The listing below is to be output in its exact form.

## DATA LISTING
__________________________________________________
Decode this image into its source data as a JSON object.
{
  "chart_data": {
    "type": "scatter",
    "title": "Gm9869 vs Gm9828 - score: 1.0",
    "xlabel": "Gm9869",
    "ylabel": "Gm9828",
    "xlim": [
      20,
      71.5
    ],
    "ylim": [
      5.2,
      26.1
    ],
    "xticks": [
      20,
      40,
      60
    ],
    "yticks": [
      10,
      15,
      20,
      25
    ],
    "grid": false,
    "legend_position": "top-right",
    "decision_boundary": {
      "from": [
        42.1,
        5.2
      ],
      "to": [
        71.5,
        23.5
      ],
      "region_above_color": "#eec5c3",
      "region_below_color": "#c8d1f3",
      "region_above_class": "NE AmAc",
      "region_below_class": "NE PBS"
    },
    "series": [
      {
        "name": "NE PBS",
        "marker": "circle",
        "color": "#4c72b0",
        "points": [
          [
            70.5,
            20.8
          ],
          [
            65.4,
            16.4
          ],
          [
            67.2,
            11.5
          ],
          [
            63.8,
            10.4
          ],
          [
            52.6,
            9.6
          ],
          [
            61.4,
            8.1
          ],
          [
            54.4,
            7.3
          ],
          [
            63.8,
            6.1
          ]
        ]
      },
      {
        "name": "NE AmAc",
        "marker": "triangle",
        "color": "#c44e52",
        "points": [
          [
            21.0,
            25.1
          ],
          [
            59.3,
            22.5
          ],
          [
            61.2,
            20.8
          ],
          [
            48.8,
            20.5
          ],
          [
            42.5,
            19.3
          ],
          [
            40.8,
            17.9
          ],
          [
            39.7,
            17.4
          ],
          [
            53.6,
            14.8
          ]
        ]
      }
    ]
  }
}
__________________________________________________
## COMPLETE RESPONSE
Decode this image into its source data as a JSON object.
{
  "chart_data": {
    "type": "scatter",
    "title": "Gm9869 vs Gm9828 - score: 1.0",
    "xlabel": "Gm9869",
    "ylabel": "Gm9828",
    "xlim": [
      20,
      71.5
    ],
    "ylim": [
      5.2,
      26.1
    ],
    "xticks": [
      20,
      40,
      60
    ],
    "yticks": [
      10,
      15,
      20,
      25
    ],
    "grid": false,
    "legend_position": "top-right",
    "decision_boundary": {
      "from": [
        42.1,
        5.2
      ],
      "to": [
        71.5,
        23.5
      ],
      "region_above_color": "#eec5c3",
      "region_below_color": "#c8d1f3",
      "region_above_class": "NE AmAc",
      "region_below_class": "NE PBS"
    },
    "series": [
      {
        "name": "NE PBS",
        "marker": "circle",
        "color": "#4c72b0",
        "points": [
          [
            70.5,
            20.8
          ],
          [
            65.4,
            16.4
          ],
          [
            67.2,
            11.5
          ],
          [
            63.8,
            10.4
          ],
          [
            52.6,
            9.6
          ],
          [
            61.4,
            8.1
          ],
          [
            54.4,
            7.3
          ],
          [
            63.8,
            6.1
          ]
        ]
      },
      {
        "name": "NE AmAc",
        "marker": "triangle",
        "color": "#c44e52",
        "points": [
          [
            21.0,
            25.1
          ],
          [
            59.3,
            22.5
          ],
          [
            61.2,
            20.8
          ],
          [
            48.8,
            20.5
          ],
          [
            42.5,
            19.3
          ],
          [
            40.8,
            17.9
          ],
          [
            39.7,
            17.4
          ],
          [
            53.6,
            14.8
          ]
        ]
      }
    ]
  }
}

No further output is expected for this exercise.